* _Short exercise_: Copy each line containing the word "تاونات" from the records that follow, please.

* _Material provided_:
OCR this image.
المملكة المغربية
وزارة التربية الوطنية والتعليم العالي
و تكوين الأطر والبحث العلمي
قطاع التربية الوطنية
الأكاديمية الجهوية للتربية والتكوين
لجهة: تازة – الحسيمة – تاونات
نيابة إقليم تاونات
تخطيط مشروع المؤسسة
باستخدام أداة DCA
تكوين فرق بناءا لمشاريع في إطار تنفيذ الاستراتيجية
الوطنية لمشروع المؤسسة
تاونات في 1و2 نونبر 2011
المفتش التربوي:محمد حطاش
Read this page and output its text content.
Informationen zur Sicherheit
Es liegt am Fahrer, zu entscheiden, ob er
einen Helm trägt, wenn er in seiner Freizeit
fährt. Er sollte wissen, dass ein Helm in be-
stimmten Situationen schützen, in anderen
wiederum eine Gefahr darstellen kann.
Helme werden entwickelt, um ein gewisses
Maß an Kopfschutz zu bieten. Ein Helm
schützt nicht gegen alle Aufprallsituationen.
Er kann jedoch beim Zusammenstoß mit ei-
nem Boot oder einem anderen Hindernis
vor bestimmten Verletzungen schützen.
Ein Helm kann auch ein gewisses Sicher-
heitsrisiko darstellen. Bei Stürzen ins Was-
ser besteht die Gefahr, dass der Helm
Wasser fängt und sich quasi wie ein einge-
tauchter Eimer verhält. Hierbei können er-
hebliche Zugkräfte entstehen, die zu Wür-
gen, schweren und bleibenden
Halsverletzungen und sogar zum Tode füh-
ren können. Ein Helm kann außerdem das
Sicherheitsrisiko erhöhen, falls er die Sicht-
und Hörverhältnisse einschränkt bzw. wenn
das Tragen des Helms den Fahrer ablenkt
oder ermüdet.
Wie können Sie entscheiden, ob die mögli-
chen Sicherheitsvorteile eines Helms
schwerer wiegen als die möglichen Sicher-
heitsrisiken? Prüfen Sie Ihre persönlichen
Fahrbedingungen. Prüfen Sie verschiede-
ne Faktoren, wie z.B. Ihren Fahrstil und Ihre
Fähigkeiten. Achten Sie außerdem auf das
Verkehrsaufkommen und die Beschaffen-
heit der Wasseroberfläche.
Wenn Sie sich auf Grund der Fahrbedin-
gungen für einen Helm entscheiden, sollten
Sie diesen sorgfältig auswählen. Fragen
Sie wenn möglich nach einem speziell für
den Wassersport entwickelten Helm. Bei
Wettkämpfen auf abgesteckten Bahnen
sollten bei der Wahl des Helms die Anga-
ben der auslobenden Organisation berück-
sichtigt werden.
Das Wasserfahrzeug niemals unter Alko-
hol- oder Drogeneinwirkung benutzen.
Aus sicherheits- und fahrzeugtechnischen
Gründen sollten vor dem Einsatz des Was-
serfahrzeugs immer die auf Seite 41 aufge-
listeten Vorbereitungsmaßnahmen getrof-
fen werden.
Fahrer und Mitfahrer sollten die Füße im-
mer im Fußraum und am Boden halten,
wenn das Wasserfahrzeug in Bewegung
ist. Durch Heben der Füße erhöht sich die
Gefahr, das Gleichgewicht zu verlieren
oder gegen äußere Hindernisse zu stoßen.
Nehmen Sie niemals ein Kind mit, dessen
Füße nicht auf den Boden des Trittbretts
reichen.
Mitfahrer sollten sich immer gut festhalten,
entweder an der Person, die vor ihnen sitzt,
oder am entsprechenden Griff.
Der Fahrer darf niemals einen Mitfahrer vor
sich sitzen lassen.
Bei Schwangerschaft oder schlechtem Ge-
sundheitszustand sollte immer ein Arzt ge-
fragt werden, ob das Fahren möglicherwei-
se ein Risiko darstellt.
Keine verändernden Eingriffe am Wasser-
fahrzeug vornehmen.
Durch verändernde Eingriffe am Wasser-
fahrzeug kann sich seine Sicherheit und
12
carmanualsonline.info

* _Expected answer_:
لجهة: تازة – الحسيمة – تاونات
نيابة إقليم تاونات
تاونات في 1و2 نونبر 2011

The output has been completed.